The records below must be retyped exactly.

****

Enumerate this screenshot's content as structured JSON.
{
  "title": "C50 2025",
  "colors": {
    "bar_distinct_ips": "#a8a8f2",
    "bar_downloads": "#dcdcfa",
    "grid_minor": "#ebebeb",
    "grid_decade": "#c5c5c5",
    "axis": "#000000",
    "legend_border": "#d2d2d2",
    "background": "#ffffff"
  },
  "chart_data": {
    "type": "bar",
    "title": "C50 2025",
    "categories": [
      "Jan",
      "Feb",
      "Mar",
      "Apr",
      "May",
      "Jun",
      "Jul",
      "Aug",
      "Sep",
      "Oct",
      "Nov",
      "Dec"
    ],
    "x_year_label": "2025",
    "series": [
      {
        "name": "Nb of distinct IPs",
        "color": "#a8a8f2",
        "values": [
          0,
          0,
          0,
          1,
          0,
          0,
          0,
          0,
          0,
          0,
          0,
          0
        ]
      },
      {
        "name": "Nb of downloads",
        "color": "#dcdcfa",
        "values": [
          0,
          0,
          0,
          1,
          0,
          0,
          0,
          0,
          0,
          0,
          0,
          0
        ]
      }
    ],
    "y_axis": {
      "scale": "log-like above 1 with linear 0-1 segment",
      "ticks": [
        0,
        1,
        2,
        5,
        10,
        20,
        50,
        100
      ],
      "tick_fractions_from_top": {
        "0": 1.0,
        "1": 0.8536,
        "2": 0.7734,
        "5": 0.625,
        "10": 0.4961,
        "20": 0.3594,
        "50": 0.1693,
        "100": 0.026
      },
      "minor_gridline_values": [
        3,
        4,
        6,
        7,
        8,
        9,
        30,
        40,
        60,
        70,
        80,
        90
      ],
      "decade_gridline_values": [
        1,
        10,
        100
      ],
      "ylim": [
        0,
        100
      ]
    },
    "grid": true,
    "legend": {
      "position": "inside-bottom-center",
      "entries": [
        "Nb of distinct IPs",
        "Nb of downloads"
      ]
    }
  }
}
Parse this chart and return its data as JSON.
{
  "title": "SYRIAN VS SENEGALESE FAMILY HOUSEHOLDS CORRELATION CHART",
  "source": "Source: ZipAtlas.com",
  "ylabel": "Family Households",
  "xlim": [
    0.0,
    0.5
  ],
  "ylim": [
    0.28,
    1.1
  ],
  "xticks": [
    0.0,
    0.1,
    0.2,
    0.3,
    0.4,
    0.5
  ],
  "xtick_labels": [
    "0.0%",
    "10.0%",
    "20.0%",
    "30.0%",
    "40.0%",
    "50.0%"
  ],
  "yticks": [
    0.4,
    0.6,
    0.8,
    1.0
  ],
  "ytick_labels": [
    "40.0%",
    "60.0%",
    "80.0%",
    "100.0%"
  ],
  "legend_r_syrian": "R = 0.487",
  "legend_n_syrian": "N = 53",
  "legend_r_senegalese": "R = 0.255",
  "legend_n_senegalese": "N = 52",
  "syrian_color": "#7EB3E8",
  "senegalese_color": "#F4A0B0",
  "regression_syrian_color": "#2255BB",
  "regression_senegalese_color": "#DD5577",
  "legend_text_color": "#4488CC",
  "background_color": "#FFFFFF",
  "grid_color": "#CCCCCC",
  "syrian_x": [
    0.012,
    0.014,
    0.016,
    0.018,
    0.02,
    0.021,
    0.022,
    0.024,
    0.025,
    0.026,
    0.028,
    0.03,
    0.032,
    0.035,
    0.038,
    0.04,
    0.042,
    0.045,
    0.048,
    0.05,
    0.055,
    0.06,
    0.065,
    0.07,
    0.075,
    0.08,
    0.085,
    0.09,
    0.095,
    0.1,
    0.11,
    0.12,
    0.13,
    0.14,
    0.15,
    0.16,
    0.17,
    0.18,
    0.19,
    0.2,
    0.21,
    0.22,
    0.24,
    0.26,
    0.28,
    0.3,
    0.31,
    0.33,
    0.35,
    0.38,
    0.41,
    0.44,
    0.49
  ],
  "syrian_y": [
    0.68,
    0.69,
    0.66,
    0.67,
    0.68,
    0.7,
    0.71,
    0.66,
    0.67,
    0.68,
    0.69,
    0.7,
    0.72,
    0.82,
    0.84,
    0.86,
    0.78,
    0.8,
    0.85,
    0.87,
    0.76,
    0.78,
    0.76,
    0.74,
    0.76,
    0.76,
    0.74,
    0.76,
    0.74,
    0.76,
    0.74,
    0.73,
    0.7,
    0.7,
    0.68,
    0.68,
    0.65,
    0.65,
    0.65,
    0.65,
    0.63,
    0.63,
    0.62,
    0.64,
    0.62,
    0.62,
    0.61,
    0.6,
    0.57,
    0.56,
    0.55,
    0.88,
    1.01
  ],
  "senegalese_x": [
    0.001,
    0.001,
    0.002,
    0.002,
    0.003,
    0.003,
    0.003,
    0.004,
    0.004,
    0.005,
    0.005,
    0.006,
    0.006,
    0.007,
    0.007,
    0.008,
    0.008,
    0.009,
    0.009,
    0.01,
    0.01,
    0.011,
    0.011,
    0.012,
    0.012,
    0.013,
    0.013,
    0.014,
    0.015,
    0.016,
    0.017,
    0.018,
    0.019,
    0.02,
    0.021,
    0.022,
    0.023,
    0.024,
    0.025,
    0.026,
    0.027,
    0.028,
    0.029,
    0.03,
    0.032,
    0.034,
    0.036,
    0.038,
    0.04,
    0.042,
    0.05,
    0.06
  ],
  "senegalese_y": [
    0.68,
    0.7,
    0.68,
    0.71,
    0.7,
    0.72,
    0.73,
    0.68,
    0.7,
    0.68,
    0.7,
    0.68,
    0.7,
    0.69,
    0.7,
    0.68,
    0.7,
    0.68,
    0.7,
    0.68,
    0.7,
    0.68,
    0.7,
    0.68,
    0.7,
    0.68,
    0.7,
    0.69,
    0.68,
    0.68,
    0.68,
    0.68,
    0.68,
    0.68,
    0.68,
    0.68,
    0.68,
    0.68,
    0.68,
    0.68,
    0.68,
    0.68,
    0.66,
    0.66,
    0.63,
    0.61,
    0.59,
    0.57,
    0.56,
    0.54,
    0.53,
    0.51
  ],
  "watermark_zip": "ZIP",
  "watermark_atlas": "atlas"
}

****

> _TASK SOLUTION_
Enumerate this screenshot's content as structured JSON.
{
  "title": "C50 2025",
  "colors": {
    "bar_distinct_ips": "#a8a8f2",
    "bar_downloads": "#dcdcfa",
    "grid_minor": "#ebebeb",
    "grid_decade": "#c5c5c5",
    "axis": "#000000",
    "legend_border": "#d2d2d2",
    "background": "#ffffff"
  },
  "chart_data": {
    "type": "bar",
    "title": "C50 2025",
    "categories": [
      "Jan",
      "Feb",
      "Mar",
      "Apr",
      "May",
      "Jun",
      "Jul",
      "Aug",
      "Sep",
      "Oct",
      "Nov",
      "Dec"
    ],
    "x_year_label": "2025",
    "series": [
      {
        "name": "Nb of distinct IPs",
        "color": "#a8a8f2",
        "values": [
          0,
          0,
          0,
          1,
          0,
          0,
          0,
          0,
          0,
          0,
          0,
          0
        ]
      },
      {
        "name": "Nb of downloads",
        "color": "#dcdcfa",
        "values": [
          0,
          0,
          0,
          1,
          0,
          0,
          0,
          0,
          0,
          0,
          0,
          0
        ]
      }
    ],
    "y_axis": {
      "scale": "log-like above 1 with linear 0-1 segment",
      "ticks": [
        0,
        1,
        2,
        5,
        10,
        20,
        50,
        100
      ],
      "tick_fractions_from_top": {
        "0": 1.0,
        "1": 0.8536,
        "2": 0.7734,
        "5": 0.625,
        "10": 0.4961,
        "20": 0.3594,
        "50": 0.1693,
        "100": 0.026
      },
      "minor_gridline_values": [
        3,
        4,
        6,
        7,
        8,
        9,
        30,
        40,
        60,
        70,
        80,
        90
      ],
      "decade_gridline_values": [
        1,
        10,
        100
      ],
      "ylim": [
        0,
        100
      ]
    },
    "grid": true,
    "legend": {
      "position": "inside-bottom-center",
      "entries": [
        "Nb of distinct IPs",
        "Nb of downloads"
      ]
    }
  }
}
Parse this chart and return its data as JSON.
{
  "title": "SYRIAN VS SENEGALESE FAMILY HOUSEHOLDS CORRELATION CHART",
  "source": "Source: ZipAtlas.com",
  "ylabel": "Family Households",
  "xlim": [
    0.0,
    0.5
  ],
  "ylim": [
    0.28,
    1.1
  ],
  "xticks": [
    0.0,
    0.1,
    0.2,
    0.3,
    0.4,
    0.5
  ],
  "xtick_labels": [
    "0.0%",
    "10.0%",
    "20.0%",
    "30.0%",
    "40.0%",
    "50.0%"
  ],
  "yticks": [
    0.4,
    0.6,
    0.8,
    1.0
  ],
  "ytick_labels": [
    "40.0%",
    "60.0%",
    "80.0%",
    "100.0%"
  ],
  "legend_r_syrian": "R = 0.487",
  "legend_n_syrian": "N = 53",
  "legend_r_senegalese": "R = 0.255",
  "legend_n_senegalese": "N = 52",
  "syrian_color": "#7EB3E8",
  "senegalese_color": "#F4A0B0",
  "regression_syrian_color": "#2255BB",
  "regression_senegalese_color": "#DD5577",
  "legend_text_color": "#4488CC",
  "background_color": "#FFFFFF",
  "grid_color": "#CCCCCC",
  "syrian_x": [
    0.012,
    0.014,
    0.016,
    0.018,
    0.02,
    0.021,
    0.022,
    0.024,
    0.025,
    0.026,
    0.028,
    0.03,
    0.032,
    0.035,
    0.038,
    0.04,
    0.042,
    0.045,
    0.048,
    0.05,
    0.055,
    0.06,
    0.065,
    0.07,
    0.075,
    0.08,
    0.085,
    0.09,
    0.095,
    0.1,
    0.11,
    0.12,
    0.13,
    0.14,
    0.15,
    0.16,
    0.17,
    0.18,
    0.19,
    0.2,
    0.21,
    0.22,
    0.24,
    0.26,
    0.28,
    0.3,
    0.31,
    0.33,
    0.35,
    0.38,
    0.41,
    0.44,
    0.49
  ],
  "syrian_y": [
    0.68,
    0.69,
    0.66,
    0.67,
    0.68,
    0.7,
    0.71,
    0.66,
    0.67,
    0.68,
    0.69,
    0.7,
    0.72,
    0.82,
    0.84,
    0.86,
    0.78,
    0.8,
    0.85,
    0.87,
    0.76,
    0.78,
    0.76,
    0.74,
    0.76,
    0.76,
    0.74,
    0.76,
    0.74,
    0.76,
    0.74,
    0.73,
    0.7,
    0.7,
    0.68,
    0.68,
    0.65,
    0.65,
    0.65,
    0.65,
    0.63,
    0.63,
    0.62,
    0.64,
    0.62,
    0.62,
    0.61,
    0.6,
    0.57,
    0.56,
    0.55,
    0.88,
    1.01
  ],
  "senegalese_x": [
    0.001,
    0.001,
    0.002,
    0.002,
    0.003,
    0.003,
    0.003,
    0.004,
    0.004,
    0.005,
    0.005,
    0.006,
    0.006,
    0.007,
    0.007,
    0.008,
    0.008,
    0.009,
    0.009,
    0.01,
    0.01,
    0.011,
    0.011,
    0.012,
    0.012,
    0.013,
    0.013,
    0.014,
    0.015,
    0.016,
    0.017,
    0.018,
    0.019,
    0.02,
    0.021,
    0.022,
    0.023,
    0.024,
    0.025,
    0.026,
    0.027,
    0.028,
    0.029,
    0.03,
    0.032,
    0.034,
    0.036,
    0.038,
    0.04,
    0.042,
    0.05,
    0.06
  ],
  "senegalese_y": [
    0.68,
    0.7,
    0.68,
    0.71,
    0.7,
    0.72,
    0.73,
    0.68,
    0.7,
    0.68,
    0.7,
    0.68,
    0.7,
    0.69,
    0.7,
    0.68,
    0.7,
    0.68,
    0.7,
    0.68,
    0.7,
    0.68,
    0.7,
    0.68,
    0.7,
    0.68,
    0.7,
    0.69,
    0.68,
    0.68,
    0.68,
    0.68,
    0.68,
    0.68,
    0.68,
    0.68,
    0.68,
    0.68,
    0.68,
    0.68,
    0.68,
    0.68,
    0.66,
    0.66,
    0.63,
    0.61,
    0.59,
    0.57,
    0.56,
    0.54,
    0.53,
    0.51
  ],
  "watermark_zip": "ZIP",
  "watermark_atlas": "atlas"
}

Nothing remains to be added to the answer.